### [Task directions]
Skip the pictures and repeat each line of the data exactly.

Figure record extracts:
::::

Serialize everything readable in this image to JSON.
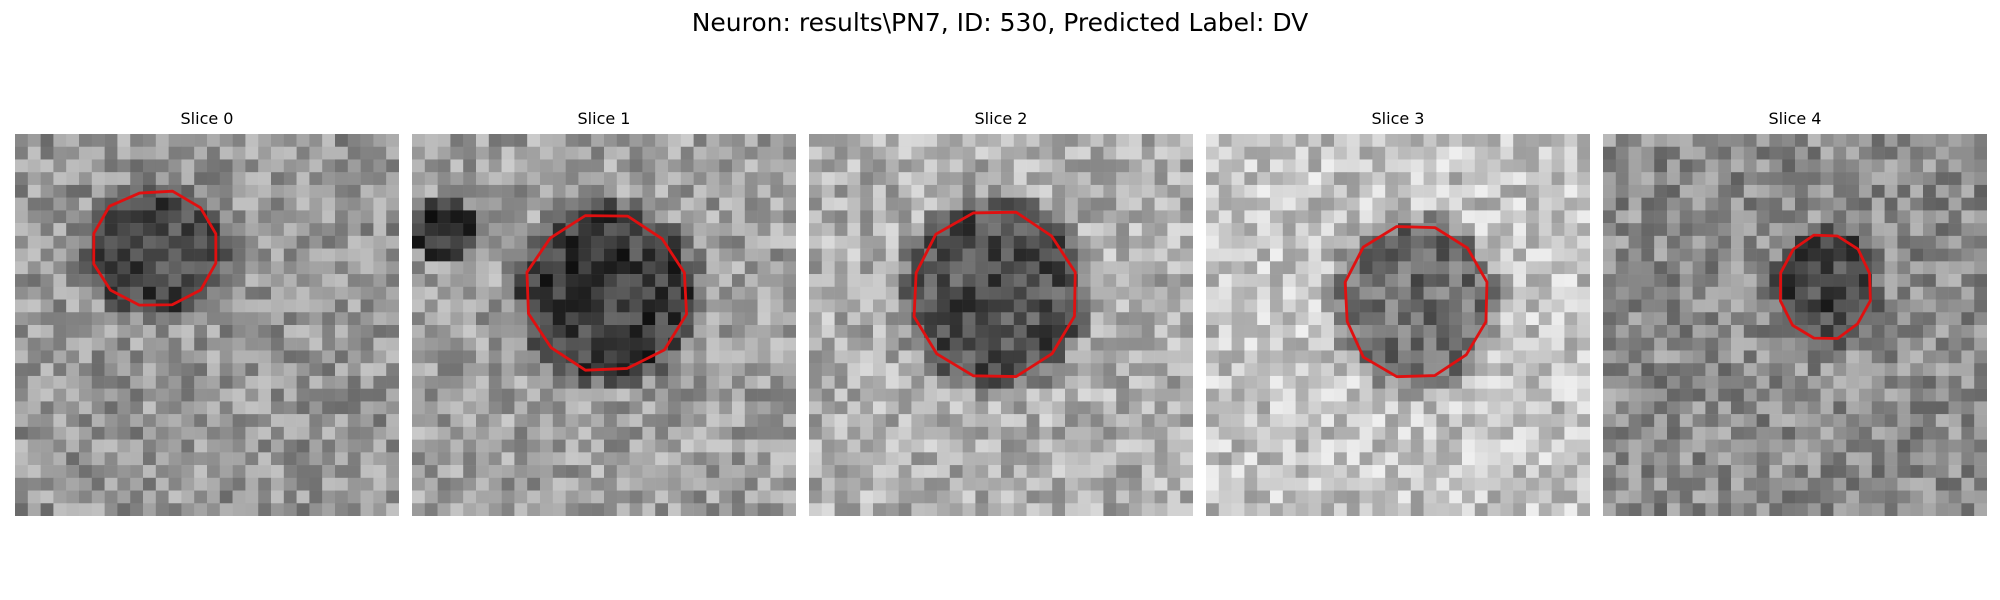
{
  "figure": {
    "title": "Neuron: results\\PN7, ID: 530, Predicted Label: DV"
  },
  "panels": [
    {
      "title": "Slice 0",
      "contour_color": "#e01010"
    },
    {
      "title": "Slice 1",
      "contour_color": "#e01010"
    },
    {
      "title": "Slice 2",
      "contour_color": "#e01010"
    },
    {
      "title": "Slice 3",
      "contour_color": "#e01010"
    },
    {
      "title": "Slice 4",
      "contour_color": "#e01010"
    }
  ],
  "image_style": {
    "colormap": "gray",
    "grid": "30x30 pixels",
    "contour": "red outline of neuron boundary"
  }
}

::::

### [Result for this exercise]
Serialize everything readable in this image to JSON.
{
  "figure": {
    "title": "Neuron: results\\PN7, ID: 530, Predicted Label: DV"
  },
  "panels": [
    {
      "title": "Slice 0",
      "contour_color": "#e01010"
    },
    {
      "title": "Slice 1",
      "contour_color": "#e01010"
    },
    {
      "title": "Slice 2",
      "contour_color": "#e01010"
    },
    {
      "title": "Slice 3",
      "contour_color": "#e01010"
    },
    {
      "title": "Slice 4",
      "contour_color": "#e01010"
    }
  ],
  "image_style": {
    "colormap": "gray",
    "grid": "30x30 pixels",
    "contour": "red outline of neuron boundary"
  }
}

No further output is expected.